Exercise requirements>
Rewrite the rows below as a JSON list of strings, one string per line, with blank lines left out.

● ● ●

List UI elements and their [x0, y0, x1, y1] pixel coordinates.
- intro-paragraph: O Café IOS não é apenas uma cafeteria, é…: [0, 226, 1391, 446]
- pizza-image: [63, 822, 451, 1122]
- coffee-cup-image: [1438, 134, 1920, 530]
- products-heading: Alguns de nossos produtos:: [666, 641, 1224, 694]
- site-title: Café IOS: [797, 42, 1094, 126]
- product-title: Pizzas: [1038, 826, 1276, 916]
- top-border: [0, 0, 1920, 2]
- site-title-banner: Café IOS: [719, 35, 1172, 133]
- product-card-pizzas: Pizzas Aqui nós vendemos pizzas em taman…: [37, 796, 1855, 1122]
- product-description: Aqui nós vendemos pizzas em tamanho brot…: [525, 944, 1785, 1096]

● ● ●

Response to the exercise>
[
  "List UI elements and their [x0, y0, x1, y1] pixel coordinates.",
  "- intro-paragraph: O Café IOS não é apenas uma cafeteria, é…: [0, 226, 1391, 446]",
  "- pizza-image: [63, 822, 451, 1122]",
  "- coffee-cup-image: [1438, 134, 1920, 530]",
  "- products-heading: Alguns de nossos produtos:: [666, 641, 1224, 694]",
  "- site-title: Café IOS: [797, 42, 1094, 126]",
  "- product-title: Pizzas: [1038, 826, 1276, 916]",
  "- top-border: [0, 0, 1920, 2]",
  "- site-title-banner: Café IOS: [719, 35, 1172, 133]",
  "- product-card-pizzas: Pizzas Aqui nós vendemos pizzas em taman…: [37, 796, 1855, 1122]",
  "- product-description: Aqui nós vendemos pizzas em tamanho brot…: [525, 944, 1785, 1096]"
]